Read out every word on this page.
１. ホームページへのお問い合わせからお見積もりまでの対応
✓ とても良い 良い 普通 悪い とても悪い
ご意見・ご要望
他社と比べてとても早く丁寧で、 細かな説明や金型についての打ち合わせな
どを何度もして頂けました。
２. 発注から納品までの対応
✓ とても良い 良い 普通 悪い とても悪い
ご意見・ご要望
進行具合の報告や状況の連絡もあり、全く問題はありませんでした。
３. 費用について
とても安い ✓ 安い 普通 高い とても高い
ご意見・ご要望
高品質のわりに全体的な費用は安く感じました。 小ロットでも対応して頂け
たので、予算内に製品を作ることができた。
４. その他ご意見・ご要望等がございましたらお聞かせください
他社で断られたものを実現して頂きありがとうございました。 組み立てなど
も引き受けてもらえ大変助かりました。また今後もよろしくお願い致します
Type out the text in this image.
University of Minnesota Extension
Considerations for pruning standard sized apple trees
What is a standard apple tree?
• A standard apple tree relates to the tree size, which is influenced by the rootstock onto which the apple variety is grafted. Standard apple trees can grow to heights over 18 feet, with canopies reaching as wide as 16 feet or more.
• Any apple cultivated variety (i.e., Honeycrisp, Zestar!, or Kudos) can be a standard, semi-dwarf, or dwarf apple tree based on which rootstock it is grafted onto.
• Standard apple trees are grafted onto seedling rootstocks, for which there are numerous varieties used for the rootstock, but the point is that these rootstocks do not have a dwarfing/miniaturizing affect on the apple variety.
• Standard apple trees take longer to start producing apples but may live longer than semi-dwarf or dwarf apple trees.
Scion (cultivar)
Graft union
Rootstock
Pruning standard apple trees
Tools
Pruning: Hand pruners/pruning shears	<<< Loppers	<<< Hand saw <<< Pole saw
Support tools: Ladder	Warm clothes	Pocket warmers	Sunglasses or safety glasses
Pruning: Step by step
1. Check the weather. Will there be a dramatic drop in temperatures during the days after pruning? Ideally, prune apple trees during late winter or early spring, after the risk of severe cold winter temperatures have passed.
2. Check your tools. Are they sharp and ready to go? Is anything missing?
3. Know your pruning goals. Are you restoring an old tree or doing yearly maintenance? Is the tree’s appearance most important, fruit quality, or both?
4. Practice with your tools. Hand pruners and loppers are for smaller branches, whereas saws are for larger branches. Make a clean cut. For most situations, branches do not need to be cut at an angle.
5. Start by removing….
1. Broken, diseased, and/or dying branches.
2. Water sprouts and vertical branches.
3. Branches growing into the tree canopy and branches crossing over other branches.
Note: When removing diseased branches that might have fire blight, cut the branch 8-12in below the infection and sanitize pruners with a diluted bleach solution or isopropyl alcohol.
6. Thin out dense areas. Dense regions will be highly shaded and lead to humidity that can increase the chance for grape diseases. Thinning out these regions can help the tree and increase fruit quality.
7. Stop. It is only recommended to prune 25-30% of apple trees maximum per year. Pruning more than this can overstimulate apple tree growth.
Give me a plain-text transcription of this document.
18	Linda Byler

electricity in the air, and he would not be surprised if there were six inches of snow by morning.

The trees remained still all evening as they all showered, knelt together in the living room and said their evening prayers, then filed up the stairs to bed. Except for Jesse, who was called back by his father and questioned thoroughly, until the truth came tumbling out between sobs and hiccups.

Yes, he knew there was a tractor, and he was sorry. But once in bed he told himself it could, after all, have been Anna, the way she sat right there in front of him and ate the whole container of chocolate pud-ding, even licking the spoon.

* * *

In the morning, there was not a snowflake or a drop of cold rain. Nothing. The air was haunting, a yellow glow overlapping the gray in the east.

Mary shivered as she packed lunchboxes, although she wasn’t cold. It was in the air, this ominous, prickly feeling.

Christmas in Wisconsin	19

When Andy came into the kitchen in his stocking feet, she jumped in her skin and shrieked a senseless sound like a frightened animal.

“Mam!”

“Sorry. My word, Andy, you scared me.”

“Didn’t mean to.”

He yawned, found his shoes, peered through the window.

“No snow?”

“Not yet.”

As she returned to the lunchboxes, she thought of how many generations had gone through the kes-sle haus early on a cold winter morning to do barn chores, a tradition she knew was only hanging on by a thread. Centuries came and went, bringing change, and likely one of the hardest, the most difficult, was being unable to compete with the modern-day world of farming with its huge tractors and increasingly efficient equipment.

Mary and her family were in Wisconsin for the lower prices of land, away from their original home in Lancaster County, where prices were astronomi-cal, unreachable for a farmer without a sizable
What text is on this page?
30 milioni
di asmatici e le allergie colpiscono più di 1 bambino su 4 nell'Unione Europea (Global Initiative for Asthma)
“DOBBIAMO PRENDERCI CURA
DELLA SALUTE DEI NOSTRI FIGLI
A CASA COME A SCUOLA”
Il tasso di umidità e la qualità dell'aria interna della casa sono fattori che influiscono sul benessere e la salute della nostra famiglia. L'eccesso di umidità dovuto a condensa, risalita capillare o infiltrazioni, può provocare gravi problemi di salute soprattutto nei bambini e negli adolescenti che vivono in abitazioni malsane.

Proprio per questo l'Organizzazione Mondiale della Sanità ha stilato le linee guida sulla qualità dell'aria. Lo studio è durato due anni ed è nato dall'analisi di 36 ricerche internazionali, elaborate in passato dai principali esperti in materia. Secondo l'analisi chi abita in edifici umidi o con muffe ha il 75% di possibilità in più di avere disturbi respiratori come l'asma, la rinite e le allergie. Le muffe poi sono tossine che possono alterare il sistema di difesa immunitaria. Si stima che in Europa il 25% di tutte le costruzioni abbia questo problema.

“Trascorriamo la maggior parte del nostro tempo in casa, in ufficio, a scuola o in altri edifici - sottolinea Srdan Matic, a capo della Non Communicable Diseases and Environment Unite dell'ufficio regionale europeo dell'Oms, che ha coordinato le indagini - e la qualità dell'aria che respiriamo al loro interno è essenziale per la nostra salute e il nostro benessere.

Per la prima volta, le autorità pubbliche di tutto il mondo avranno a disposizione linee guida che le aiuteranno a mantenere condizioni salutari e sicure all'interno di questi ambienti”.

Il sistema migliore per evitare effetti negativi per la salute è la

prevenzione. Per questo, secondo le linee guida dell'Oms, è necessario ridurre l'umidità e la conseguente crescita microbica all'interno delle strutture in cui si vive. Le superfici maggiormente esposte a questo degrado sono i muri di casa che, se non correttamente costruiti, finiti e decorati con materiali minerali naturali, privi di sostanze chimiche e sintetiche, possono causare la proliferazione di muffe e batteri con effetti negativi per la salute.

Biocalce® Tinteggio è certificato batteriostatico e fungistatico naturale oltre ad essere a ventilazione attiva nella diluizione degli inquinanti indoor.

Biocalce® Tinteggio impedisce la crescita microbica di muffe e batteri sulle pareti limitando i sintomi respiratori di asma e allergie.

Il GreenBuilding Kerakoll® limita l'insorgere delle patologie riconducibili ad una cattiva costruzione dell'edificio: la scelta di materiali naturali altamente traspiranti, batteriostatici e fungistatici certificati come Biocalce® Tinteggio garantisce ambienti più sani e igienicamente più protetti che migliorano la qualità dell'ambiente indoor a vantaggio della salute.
########################################
WHAT IS NEEDED — Your task is to output all of the data above word for word.

EXERCISE SOLUTION —
Read out every word on this page.
１. ホームページへのお問い合わせからお見積もりまでの対応
✓ とても良い 良い 普通 悪い とても悪い
ご意見・ご要望
他社と比べてとても早く丁寧で、 細かな説明や金型についての打ち合わせな
どを何度もして頂けました。
２. 発注から納品までの対応
✓ とても良い 良い 普通 悪い とても悪い
ご意見・ご要望
進行具合の報告や状況の連絡もあり、全く問題はありませんでした。
３. 費用について
とても安い ✓ 安い 普通 高い とても高い
ご意見・ご要望
高品質のわりに全体的な費用は安く感じました。 小ロットでも対応して頂け
たので、予算内に製品を作ることができた。
４. その他ご意見・ご要望等がございましたらお聞かせください
他社で断られたものを実現して頂きありがとうございました。 組み立てなど
も引き受けてもらえ大変助かりました。また今後もよろしくお願い致します
Type out the text in this image.
University of Minnesota Extension
Considerations for pruning standard sized apple trees
What is a standard apple tree?
• A standard apple tree relates to the tree size, which is influenced by the rootstock onto which the apple variety is grafted. Standard apple trees can grow to heights over 18 feet, with canopies reaching as wide as 16 feet or more.
• Any apple cultivated variety (i.e., Honeycrisp, Zestar!, or Kudos) can be a standard, semi-dwarf, or dwarf apple tree based on which rootstock it is grafted onto.
• Standard apple trees are grafted onto seedling rootstocks, for which there are numerous varieties used for the rootstock, but the point is that these rootstocks do not have a dwarfing/miniaturizing affect on the apple variety.
• Standard apple trees take longer to start producing apples but may live longer than semi-dwarf or dwarf apple trees.
Scion (cultivar)
Graft union
Rootstock
Pruning standard apple trees
Tools
Pruning: Hand pruners/pruning shears	<<< Loppers	<<< Hand saw <<< Pole saw
Support tools: Ladder	Warm clothes	Pocket warmers	Sunglasses or safety glasses
Pruning: Step by step
1. Check the weather. Will there be a dramatic drop in temperatures during the days after pruning? Ideally, prune apple trees during late winter or early spring, after the risk of severe cold winter temperatures have passed.
2. Check your tools. Are they sharp and ready to go? Is anything missing?
3. Know your pruning goals. Are you restoring an old tree or doing yearly maintenance? Is the tree’s appearance most important, fruit quality, or both?
4. Practice with your tools. Hand pruners and loppers are for smaller branches, whereas saws are for larger branches. Make a clean cut. For most situations, branches do not need to be cut at an angle.
5. Start by removing….
1. Broken, diseased, and/or dying branches.
2. Water sprouts and vertical branches.
3. Branches growing into the tree canopy and branches crossing over other branches.
Note: When removing diseased branches that might have fire blight, cut the branch 8-12in below the infection and sanitize pruners with a diluted bleach solution or isopropyl alcohol.
6. Thin out dense areas. Dense regions will be highly shaded and lead to humidity that can increase the chance for grape diseases. Thinning out these regions can help the tree and increase fruit quality.
7. Stop. It is only recommended to prune 25-30% of apple trees maximum per year. Pruning more than this can overstimulate apple tree growth.
Give me a plain-text transcription of this document.
18	Linda Byler

electricity in the air, and he would not be surprised if there were six inches of snow by morning.

The trees remained still all evening as they all showered, knelt together in the living room and said their evening prayers, then filed up the stairs to bed. Except for Jesse, who was called back by his father and questioned thoroughly, until the truth came tumbling out between sobs and hiccups.

Yes, he knew there was a tractor, and he was sorry. But once in bed he told himself it could, after all, have been Anna, the way she sat right there in front of him and ate the whole container of chocolate pud-ding, even licking the spoon.

* * *

In the morning, there was not a snowflake or a drop of cold rain. Nothing. The air was haunting, a yellow glow overlapping the gray in the east.

Mary shivered as she packed lunchboxes, although she wasn’t cold. It was in the air, this ominous, prickly feeling.

Christmas in Wisconsin	19

When Andy came into the kitchen in his stocking feet, she jumped in her skin and shrieked a senseless sound like a frightened animal.

“Mam!”

“Sorry. My word, Andy, you scared me.”

“Didn’t mean to.”

He yawned, found his shoes, peered through the window.

“No snow?”

“Not yet.”

As she returned to the lunchboxes, she thought of how many generations had gone through the kes-sle haus early on a cold winter morning to do barn chores, a tradition she knew was only hanging on by a thread. Centuries came and went, bringing change, and likely one of the hardest, the most difficult, was being unable to compete with the modern-day world of farming with its huge tractors and increasingly efficient equipment.

Mary and her family were in Wisconsin for the lower prices of land, away from their original home in Lancaster County, where prices were astronomi-cal, unreachable for a farmer without a sizable
What text is on this page?
30 milioni
di asmatici e le allergie colpiscono più di 1 bambino su 4 nell'Unione Europea (Global Initiative for Asthma)
“DOBBIAMO PRENDERCI CURA
DELLA SALUTE DEI NOSTRI FIGLI
A CASA COME A SCUOLA”
Il tasso di umidità e la qualità dell'aria interna della casa sono fattori che influiscono sul benessere e la salute della nostra famiglia. L'eccesso di umidità dovuto a condensa, risalita capillare o infiltrazioni, può provocare gravi problemi di salute soprattutto nei bambini e negli adolescenti che vivono in abitazioni malsane.

Proprio per questo l'Organizzazione Mondiale della Sanità ha stilato le linee guida sulla qualità dell'aria. Lo studio è durato due anni ed è nato dall'analisi di 36 ricerche internazionali, elaborate in passato dai principali esperti in materia. Secondo l'analisi chi abita in edifici umidi o con muffe ha il 75% di possibilità in più di avere disturbi respiratori come l'asma, la rinite e le allergie. Le muffe poi sono tossine che possono alterare il sistema di difesa immunitaria. Si stima che in Europa il 25% di tutte le costruzioni abbia questo problema.

“Trascorriamo la maggior parte del nostro tempo in casa, in ufficio, a scuola o in altri edifici - sottolinea Srdan Matic, a capo della Non Communicable Diseases and Environment Unite dell'ufficio regionale europeo dell'Oms, che ha coordinato le indagini - e la qualità dell'aria che respiriamo al loro interno è essenziale per la nostra salute e il nostro benessere.

Per la prima volta, le autorità pubbliche di tutto il mondo avranno a disposizione linee guida che le aiuteranno a mantenere condizioni salutari e sicure all'interno di questi ambienti”.

Il sistema migliore per evitare effetti negativi per la salute è la

prevenzione. Per questo, secondo le linee guida dell'Oms, è necessario ridurre l'umidità e la conseguente crescita microbica all'interno delle strutture in cui si vive. Le superfici maggiormente esposte a questo degrado sono i muri di casa che, se non correttamente costruiti, finiti e decorati con materiali minerali naturali, privi di sostanze chimiche e sintetiche, possono causare la proliferazione di muffe e batteri con effetti negativi per la salute.

Biocalce® Tinteggio è certificato batteriostatico e fungistatico naturale oltre ad essere a ventilazione attiva nella diluizione degli inquinanti indoor.

Biocalce® Tinteggio impedisce la crescita microbica di muffe e batteri sulle pareti limitando i sintomi respiratori di asma e allergie.

Il GreenBuilding Kerakoll® limita l'insorgere delle patologie riconducibili ad una cattiva costruzione dell'edificio: la scelta di materiali naturali altamente traspiranti, batteriostatici e fungistatici certificati come Biocalce® Tinteggio garantisce ambienti più sani e igienicamente più protetti che migliorano la qualità dell'ambiente indoor a vantaggio della salute.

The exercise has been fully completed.